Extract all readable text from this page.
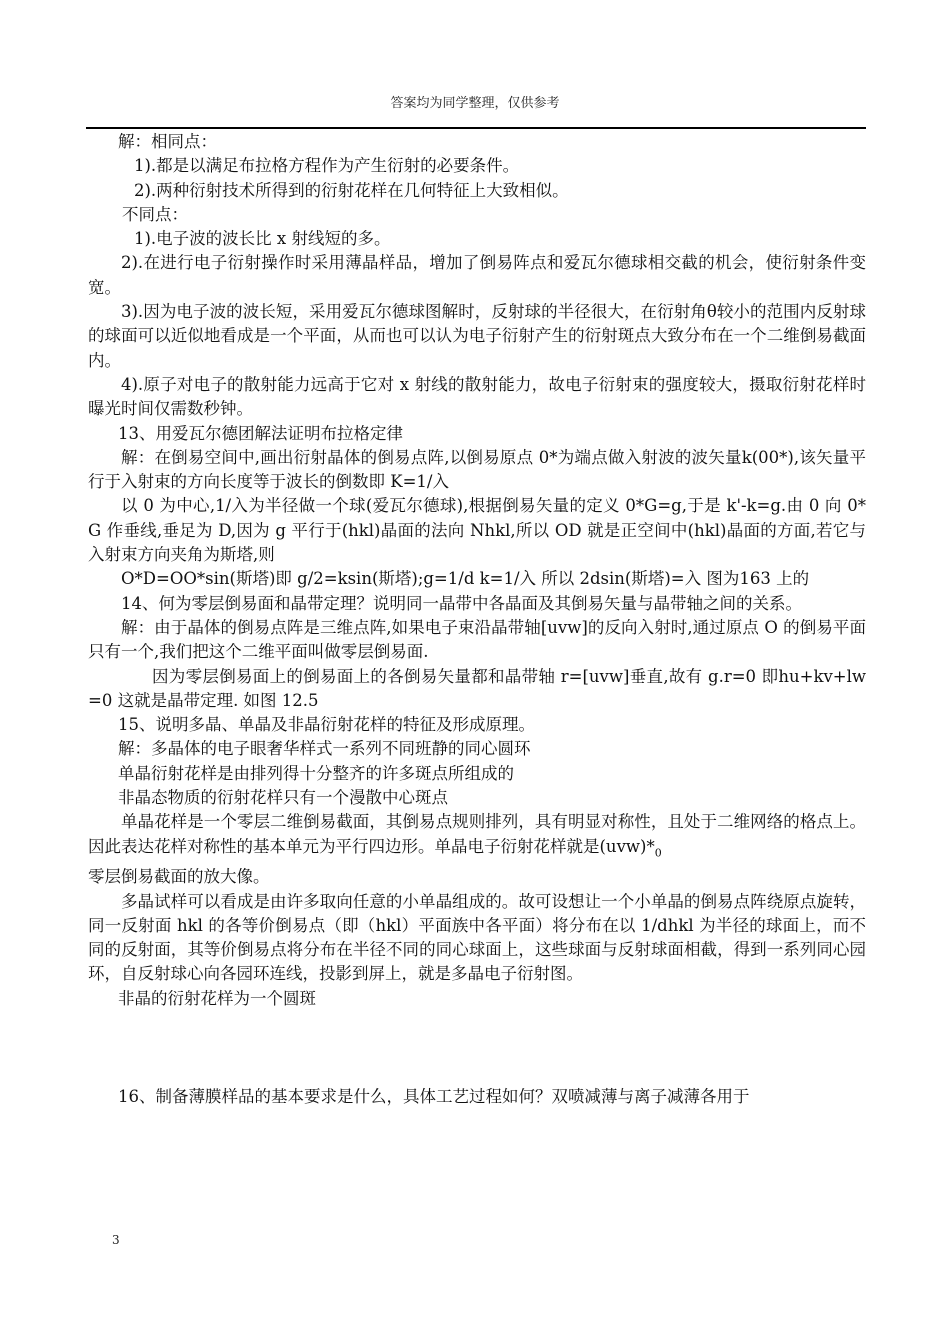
答案均为同学整理，仅供参考

解：相同点：

1).都是以满足布拉格方程作为产生衍射的必要条件。

2).两种衍射技术所得到的衍射花样在几何特征上大致相似。

不同点：

1).电子波的波长比 x 射线短的多。

2).在进行电子衍射操作时采用薄晶样品，增加了倒易阵点和爱瓦尔德球相交截的机会，使衍射条件变宽。

3).因为电子波的波长短，采用爱瓦尔德球图解时，反射球的半径很大，在衍射角θ较小的范围内反射球的球面可以近似地看成是一个平面，从而也可以认为电子衍射产生的衍射斑点大致分布在一个二维倒易截面内。

4).原子对电子的散射能力远高于它对 x 射线的散射能力，故电子衍射束的强度较大，摄取衍射花样时曝光时间仅需数秒钟。

13、用爱瓦尔德团解法证明布拉格定律

解：在倒易空间中,画出衍射晶体的倒易点阵,以倒易原点 0*为端点做入射波的波矢量k(00*),该矢量平行于入射束的方向长度等于波长的倒数即 K=1/入

以 0 为中心,1/入为半径做一个球(爱瓦尔德球),根据倒易矢量的定义 0*G=g,于是 k'-k=g.由 0 向 0*G 作垂线,垂足为 D,因为 g 平行于(hkl)晶面的法向 Nhkl,所以 OD 就是正空间中(hkl)晶面的方面,若它与入射束方向夹角为斯塔,则

O*D=OO*sin(斯塔)即 g/2=ksin(斯塔);g=1/d k=1/入 所以 2dsin(斯塔)=入 图为163 上的

14、何为零层倒易面和晶带定理？说明同一晶带中各晶面及其倒易矢量与晶带轴之间的关系。

解：由于晶体的倒易点阵是三维点阵,如果电子束沿晶带轴[uvw]的反向入射时,通过原点 O 的倒易平面只有一个,我们把这个二维平面叫做零层倒易面.

因为零层倒易面上的倒易面上的各倒易矢量都和晶带轴 r=[uvw]垂直,故有 g.r=0 即hu+kv+lw=0 这就是晶带定理. 如图 12.5

15、说明多晶、单晶及非晶衍射花样的特征及形成原理。

解：多晶体的电子眼奢华样式一系列不同班静的同心圆环

单晶衍射花样是由排列得十分整齐的许多斑点所组成的

非晶态物质的衍射花样只有一个漫散中心斑点

单晶花样是一个零层二维倒易截面，其倒易点规则排列，具有明显对称性，且处于二维网络的格点上。因此表达花样对称性的基本单元为平行四边形。单晶电子衍射花样就是$(uvw)*_0$
零层倒易截面的放大像。

多晶试样可以看成是由许多取向任意的小单晶组成的。故可设想让一个小单晶的倒易点阵绕原点旋转，同一反射面 hkl 的各等价倒易点（即（hkl）平面族中各平面）将分布在以 1/dhkl 为半径的球面上，而不同的反射面，其等价倒易点将分布在半径不同的同心球面上，这些球面与反射球面相截，得到一系列同心园环，自反射球心向各园环连线，投影到屏上，就是多晶电子衍射图。

非晶的衍射花样为一个圆斑

16、制备薄膜样品的基本要求是什么，具体工艺过程如何？双喷减薄与离子减薄各用于

3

INSTRUCTION:
Every line of the data above should be quoted exactly. Omit the pictures.

THE RESPONSE:
Extract all readable text from this page.
答案均为同学整理，仅供参考

解：相同点：

1).都是以满足布拉格方程作为产生衍射的必要条件。

2).两种衍射技术所得到的衍射花样在几何特征上大致相似。

不同点：

1).电子波的波长比 x 射线短的多。

2).在进行电子衍射操作时采用薄晶样品，增加了倒易阵点和爱瓦尔德球相交截的机会，使衍射条件变宽。

3).因为电子波的波长短，采用爱瓦尔德球图解时，反射球的半径很大，在衍射角θ较小的范围内反射球的球面可以近似地看成是一个平面，从而也可以认为电子衍射产生的衍射斑点大致分布在一个二维倒易截面内。

4).原子对电子的散射能力远高于它对 x 射线的散射能力，故电子衍射束的强度较大，摄取衍射花样时曝光时间仅需数秒钟。

13、用爱瓦尔德团解法证明布拉格定律

解：在倒易空间中,画出衍射晶体的倒易点阵,以倒易原点 0*为端点做入射波的波矢量k(00*),该矢量平行于入射束的方向长度等于波长的倒数即 K=1/入

以 0 为中心,1/入为半径做一个球(爱瓦尔德球),根据倒易矢量的定义 0*G=g,于是 k'-k=g.由 0 向 0*G 作垂线,垂足为 D,因为 g 平行于(hkl)晶面的法向 Nhkl,所以 OD 就是正空间中(hkl)晶面的方面,若它与入射束方向夹角为斯塔,则

O*D=OO*sin(斯塔)即 g/2=ksin(斯塔);g=1/d k=1/入 所以 2dsin(斯塔)=入 图为163 上的

14、何为零层倒易面和晶带定理？说明同一晶带中各晶面及其倒易矢量与晶带轴之间的关系。

解：由于晶体的倒易点阵是三维点阵,如果电子束沿晶带轴[uvw]的反向入射时,通过原点 O 的倒易平面只有一个,我们把这个二维平面叫做零层倒易面.

因为零层倒易面上的倒易面上的各倒易矢量都和晶带轴 r=[uvw]垂直,故有 g.r=0 即hu+kv+lw=0 这就是晶带定理. 如图 12.5

15、说明多晶、单晶及非晶衍射花样的特征及形成原理。

解：多晶体的电子眼奢华样式一系列不同班静的同心圆环

单晶衍射花样是由排列得十分整齐的许多斑点所组成的

非晶态物质的衍射花样只有一个漫散中心斑点

单晶花样是一个零层二维倒易截面，其倒易点规则排列，具有明显对称性，且处于二维网络的格点上。因此表达花样对称性的基本单元为平行四边形。单晶电子衍射花样就是$(uvw)*_0$
零层倒易截面的放大像。

多晶试样可以看成是由许多取向任意的小单晶组成的。故可设想让一个小单晶的倒易点阵绕原点旋转，同一反射面 hkl 的各等价倒易点（即（hkl）平面族中各平面）将分布在以 1/dhkl 为半径的球面上，而不同的反射面，其等价倒易点将分布在半径不同的同心球面上，这些球面与反射球面相截，得到一系列同心园环，自反射球心向各园环连线，投影到屏上，就是多晶电子衍射图。

非晶的衍射花样为一个圆斑

16、制备薄膜样品的基本要求是什么，具体工艺过程如何？双喷减薄与离子减薄各用于

3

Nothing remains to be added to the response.